START Given text
A number of good legal commentaries have challenged rushing to judgment on the legal implications of the Trump campaign meeting with the Russian government.  It is entirely fair to call for measured reflection when revelations are sensational and the commentary is intense. It is fine to be reminded that the evidence on the public record represents a small fraction of what is known to the congressional investigators and to Robert Mueller. On top of all this, the facts or related speculative possibilities are extraordinary and so the application of the campaign finance law may be unprecedented. We have come into new territory.

But it is also possible to overcompensate and minimize the significance of what we know to date. We have three indisputable facts that would justify a keen interest and lively debate in almost any set of circumstances: a presidential candidate’s very public, political courtship of a foreign power; that foreign government’s aggressive conduct of activities intended to influence the election; and direct communications with the foreign government’s agents in which the campaign invited that help.  Of course, in evaluating these facts, the analysis should be measured and careful.  But that would be true on both sides: in arguments for or against liability.

So it is worth reviewing some of the key points made against the “rush to judgment” and note the more contestable contentions.

1. The campaign finance laws are not criminally enforceable and were never intended to apply in the circumstances.
END Given text
◆ Exercise prompt: Duplicate the part of the commentary on the Trump campaign's Russia meeting that opens with the words containing "But it is also" and closes with "or against liability.". Work only from the commentary on the Trump campaign's Russia meeting.
START Source material
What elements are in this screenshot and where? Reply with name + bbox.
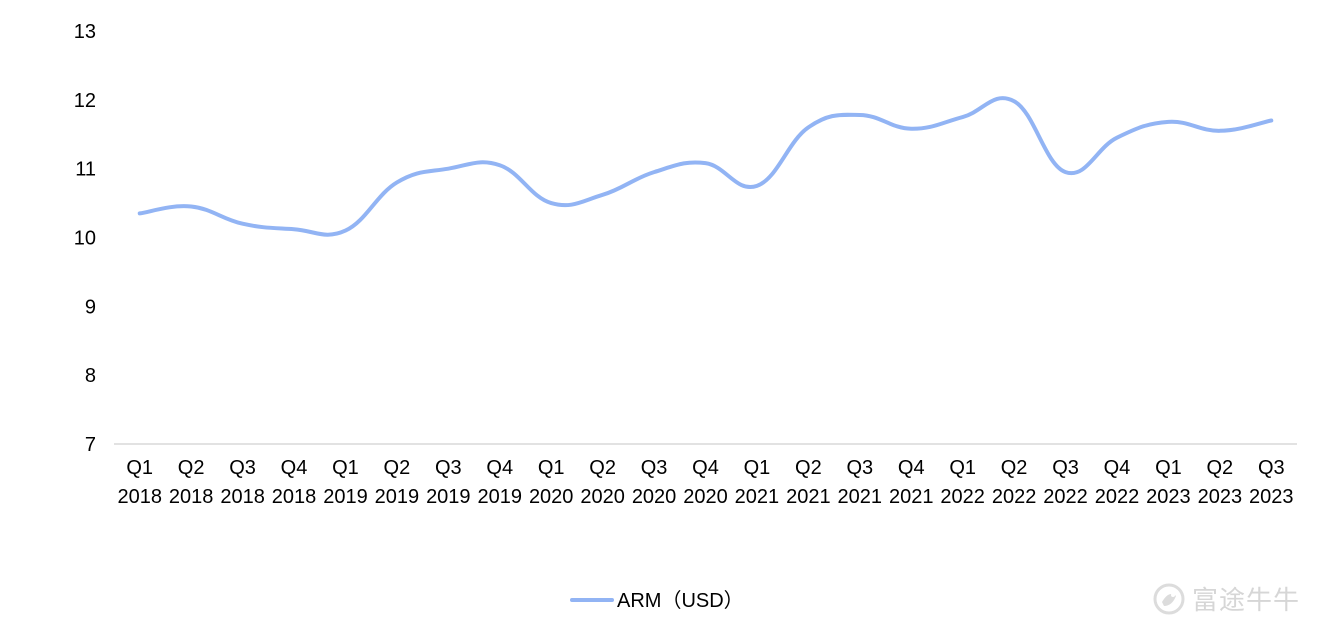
END Source material
◆ Finished task:
But it is also possible to overcompensate and minimize the significance of what we know to date. We have three indisputable facts that would justify a keen interest and lively debate in almost any set of circumstances: a presidential candidate’s very public, political courtship of a foreign power; that foreign government’s aggressive conduct of activities intended to influence the election; and direct communications with the foreign government’s agents in which the campaign invited that help.  Of course, in evaluating these facts, the analysis should be measured and careful.  But that would be true on both sides: in arguments for or against liability.